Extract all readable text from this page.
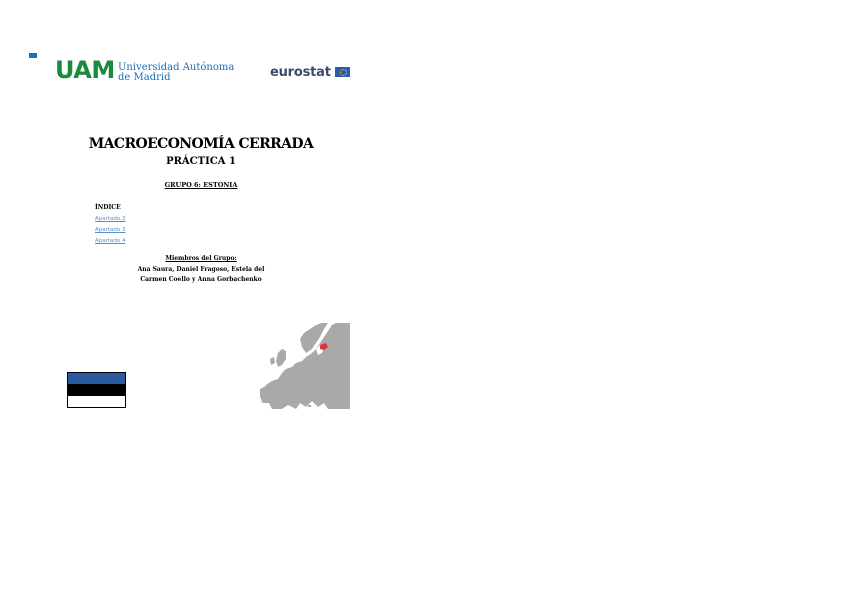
UAM Universidad Autónoma
de Madrid	eurostat
MACROECONOMÍA CERRADA
PRÁCTICA 1
GRUPO 6: ESTONIA
ÍNDICE
Apartado 2
Apartado 3
Apartado 4
Miembros del Grupo:
Ana Saura, Daniel Fragoso, Estela del Carmen Coello y Anna Gorbachenko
----
_DIRECTION:_ Go through the entries above and print each one exactly, minus the pictures.

_RESULT BELOW:_
Extract all readable text from this page.
UAM Universidad Autónoma
de Madrid	eurostat
MACROECONOMÍA CERRADA
PRÁCTICA 1
GRUPO 6: ESTONIA
ÍNDICE
Apartado 2
Apartado 3
Apartado 4
Miembros del Grupo:
Ana Saura, Daniel Fragoso, Estela del Carmen Coello y Anna Gorbachenko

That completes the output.